### WHAT YOU SHOULD DO
Quote, without change, all of the lines that follow.

## Begin DATA EXTRACT

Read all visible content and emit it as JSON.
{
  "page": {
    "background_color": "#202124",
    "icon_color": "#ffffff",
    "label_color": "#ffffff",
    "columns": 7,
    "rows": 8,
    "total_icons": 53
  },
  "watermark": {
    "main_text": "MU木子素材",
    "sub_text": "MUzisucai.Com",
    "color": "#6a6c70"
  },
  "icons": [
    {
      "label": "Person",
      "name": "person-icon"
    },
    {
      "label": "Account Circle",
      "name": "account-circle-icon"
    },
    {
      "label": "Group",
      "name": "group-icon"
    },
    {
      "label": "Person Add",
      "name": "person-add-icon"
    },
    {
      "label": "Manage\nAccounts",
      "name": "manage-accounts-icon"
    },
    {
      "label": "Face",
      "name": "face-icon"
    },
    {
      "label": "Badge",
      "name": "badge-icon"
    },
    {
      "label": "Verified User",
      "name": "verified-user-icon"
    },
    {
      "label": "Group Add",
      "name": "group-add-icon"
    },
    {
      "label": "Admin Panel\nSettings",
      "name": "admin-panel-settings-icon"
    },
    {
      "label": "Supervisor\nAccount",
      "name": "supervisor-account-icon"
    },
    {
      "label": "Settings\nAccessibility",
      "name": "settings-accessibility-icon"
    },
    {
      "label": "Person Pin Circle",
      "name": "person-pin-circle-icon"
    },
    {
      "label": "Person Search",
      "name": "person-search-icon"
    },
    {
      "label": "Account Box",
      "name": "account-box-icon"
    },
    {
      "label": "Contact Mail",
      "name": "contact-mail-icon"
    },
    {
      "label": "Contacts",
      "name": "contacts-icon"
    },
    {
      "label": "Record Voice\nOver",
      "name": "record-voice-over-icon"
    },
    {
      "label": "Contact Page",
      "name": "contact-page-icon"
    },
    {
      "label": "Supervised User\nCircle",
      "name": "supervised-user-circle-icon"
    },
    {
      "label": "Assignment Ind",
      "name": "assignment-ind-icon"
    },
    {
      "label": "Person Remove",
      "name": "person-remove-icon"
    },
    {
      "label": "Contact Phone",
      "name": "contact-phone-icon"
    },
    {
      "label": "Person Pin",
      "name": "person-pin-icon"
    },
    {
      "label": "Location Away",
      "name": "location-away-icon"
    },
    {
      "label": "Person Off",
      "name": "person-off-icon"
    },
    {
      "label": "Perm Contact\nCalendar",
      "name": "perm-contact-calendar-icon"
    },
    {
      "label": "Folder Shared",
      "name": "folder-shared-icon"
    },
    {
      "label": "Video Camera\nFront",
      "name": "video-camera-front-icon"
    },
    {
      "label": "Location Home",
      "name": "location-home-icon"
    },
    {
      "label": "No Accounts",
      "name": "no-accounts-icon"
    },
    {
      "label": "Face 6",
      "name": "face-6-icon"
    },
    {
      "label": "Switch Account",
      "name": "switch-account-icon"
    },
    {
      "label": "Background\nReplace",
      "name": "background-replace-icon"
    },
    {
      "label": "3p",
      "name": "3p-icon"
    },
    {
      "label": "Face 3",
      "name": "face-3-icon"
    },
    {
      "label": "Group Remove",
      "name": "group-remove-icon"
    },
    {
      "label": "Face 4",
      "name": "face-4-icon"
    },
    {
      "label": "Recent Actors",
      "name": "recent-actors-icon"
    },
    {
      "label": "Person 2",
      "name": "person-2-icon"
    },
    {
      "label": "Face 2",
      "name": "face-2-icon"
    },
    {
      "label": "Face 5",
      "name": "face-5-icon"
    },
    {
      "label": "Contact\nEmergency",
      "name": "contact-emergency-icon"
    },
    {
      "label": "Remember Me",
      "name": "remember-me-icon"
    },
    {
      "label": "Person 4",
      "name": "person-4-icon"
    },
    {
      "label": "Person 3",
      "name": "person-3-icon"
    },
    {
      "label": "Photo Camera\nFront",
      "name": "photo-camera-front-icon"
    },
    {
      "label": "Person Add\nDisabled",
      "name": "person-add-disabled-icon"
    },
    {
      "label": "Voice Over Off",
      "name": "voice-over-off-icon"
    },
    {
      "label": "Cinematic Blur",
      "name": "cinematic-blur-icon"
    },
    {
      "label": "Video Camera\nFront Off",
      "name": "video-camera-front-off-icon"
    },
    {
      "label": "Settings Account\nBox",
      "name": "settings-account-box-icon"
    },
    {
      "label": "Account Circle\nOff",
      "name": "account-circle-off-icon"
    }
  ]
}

## End DATA EXTRACT

### OUTPUT
Read all visible content and emit it as JSON.
{
  "page": {
    "background_color": "#202124",
    "icon_color": "#ffffff",
    "label_color": "#ffffff",
    "columns": 7,
    "rows": 8,
    "total_icons": 53
  },
  "watermark": {
    "main_text": "MU木子素材",
    "sub_text": "MUzisucai.Com",
    "color": "#6a6c70"
  },
  "icons": [
    {
      "label": "Person",
      "name": "person-icon"
    },
    {
      "label": "Account Circle",
      "name": "account-circle-icon"
    },
    {
      "label": "Group",
      "name": "group-icon"
    },
    {
      "label": "Person Add",
      "name": "person-add-icon"
    },
    {
      "label": "Manage\nAccounts",
      "name": "manage-accounts-icon"
    },
    {
      "label": "Face",
      "name": "face-icon"
    },
    {
      "label": "Badge",
      "name": "badge-icon"
    },
    {
      "label": "Verified User",
      "name": "verified-user-icon"
    },
    {
      "label": "Group Add",
      "name": "group-add-icon"
    },
    {
      "label": "Admin Panel\nSettings",
      "name": "admin-panel-settings-icon"
    },
    {
      "label": "Supervisor\nAccount",
      "name": "supervisor-account-icon"
    },
    {
      "label": "Settings\nAccessibility",
      "name": "settings-accessibility-icon"
    },
    {
      "label": "Person Pin Circle",
      "name": "person-pin-circle-icon"
    },
    {
      "label": "Person Search",
      "name": "person-search-icon"
    },
    {
      "label": "Account Box",
      "name": "account-box-icon"
    },
    {
      "label": "Contact Mail",
      "name": "contact-mail-icon"
    },
    {
      "label": "Contacts",
      "name": "contacts-icon"
    },
    {
      "label": "Record Voice\nOver",
      "name": "record-voice-over-icon"
    },
    {
      "label": "Contact Page",
      "name": "contact-page-icon"
    },
    {
      "label": "Supervised User\nCircle",
      "name": "supervised-user-circle-icon"
    },
    {
      "label": "Assignment Ind",
      "name": "assignment-ind-icon"
    },
    {
      "label": "Person Remove",
      "name": "person-remove-icon"
    },
    {
      "label": "Contact Phone",
      "name": "contact-phone-icon"
    },
    {
      "label": "Person Pin",
      "name": "person-pin-icon"
    },
    {
      "label": "Location Away",
      "name": "location-away-icon"
    },
    {
      "label": "Person Off",
      "name": "person-off-icon"
    },
    {
      "label": "Perm Contact\nCalendar",
      "name": "perm-contact-calendar-icon"
    },
    {
      "label": "Folder Shared",
      "name": "folder-shared-icon"
    },
    {
      "label": "Video Camera\nFront",
      "name": "video-camera-front-icon"
    },
    {
      "label": "Location Home",
      "name": "location-home-icon"
    },
    {
      "label": "No Accounts",
      "name": "no-accounts-icon"
    },
    {
      "label": "Face 6",
      "name": "face-6-icon"
    },
    {
      "label": "Switch Account",
      "name": "switch-account-icon"
    },
    {
      "label": "Background\nReplace",
      "name": "background-replace-icon"
    },
    {
      "label": "3p",
      "name": "3p-icon"
    },
    {
      "label": "Face 3",
      "name": "face-3-icon"
    },
    {
      "label": "Group Remove",
      "name": "group-remove-icon"
    },
    {
      "label": "Face 4",
      "name": "face-4-icon"
    },
    {
      "label": "Recent Actors",
      "name": "recent-actors-icon"
    },
    {
      "label": "Person 2",
      "name": "person-2-icon"
    },
    {
      "label": "Face 2",
      "name": "face-2-icon"
    },
    {
      "label": "Face 5",
      "name": "face-5-icon"
    },
    {
      "label": "Contact\nEmergency",
      "name": "contact-emergency-icon"
    },
    {
      "label": "Remember Me",
      "name": "remember-me-icon"
    },
    {
      "label": "Person 4",
      "name": "person-4-icon"
    },
    {
      "label": "Person 3",
      "name": "person-3-icon"
    },
    {
      "label": "Photo Camera\nFront",
      "name": "photo-camera-front-icon"
    },
    {
      "label": "Person Add\nDisabled",
      "name": "person-add-disabled-icon"
    },
    {
      "label": "Voice Over Off",
      "name": "voice-over-off-icon"
    },
    {
      "label": "Cinematic Blur",
      "name": "cinematic-blur-icon"
    },
    {
      "label": "Video Camera\nFront Off",
      "name": "video-camera-front-off-icon"
    },
    {
      "label": "Settings Account\nBox",
      "name": "settings-account-box-icon"
    },
    {
      "label": "Account Circle\nOff",
      "name": "account-circle-off-icon"
    }
  ]
}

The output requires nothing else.